Entries provided:
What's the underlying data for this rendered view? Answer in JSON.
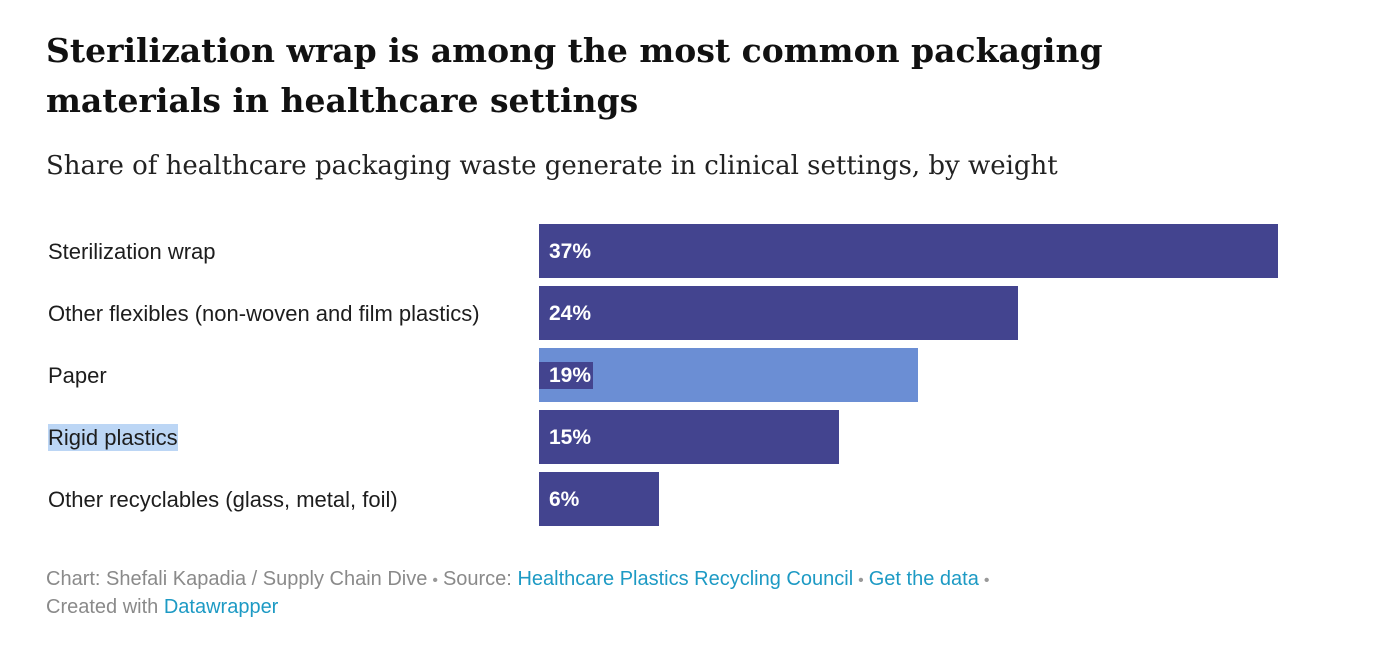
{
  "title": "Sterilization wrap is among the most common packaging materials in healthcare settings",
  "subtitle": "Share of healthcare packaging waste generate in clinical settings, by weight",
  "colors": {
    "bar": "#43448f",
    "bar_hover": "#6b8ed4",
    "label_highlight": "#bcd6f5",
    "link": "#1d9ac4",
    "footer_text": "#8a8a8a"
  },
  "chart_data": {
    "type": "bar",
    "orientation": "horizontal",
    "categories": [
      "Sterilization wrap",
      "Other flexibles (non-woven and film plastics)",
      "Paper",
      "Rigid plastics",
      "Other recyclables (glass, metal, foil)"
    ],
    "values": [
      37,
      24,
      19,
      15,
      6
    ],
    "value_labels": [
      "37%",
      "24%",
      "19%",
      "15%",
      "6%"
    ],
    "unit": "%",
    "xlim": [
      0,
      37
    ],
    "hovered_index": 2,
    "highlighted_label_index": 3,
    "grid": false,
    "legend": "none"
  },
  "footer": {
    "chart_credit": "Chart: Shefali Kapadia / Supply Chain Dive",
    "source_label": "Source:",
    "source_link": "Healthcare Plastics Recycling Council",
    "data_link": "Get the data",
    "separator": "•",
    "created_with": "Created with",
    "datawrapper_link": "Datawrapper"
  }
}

Request:
Of the lines above, how many hold the word "packaging"? Say the number alone.

Answer to this exercise:
2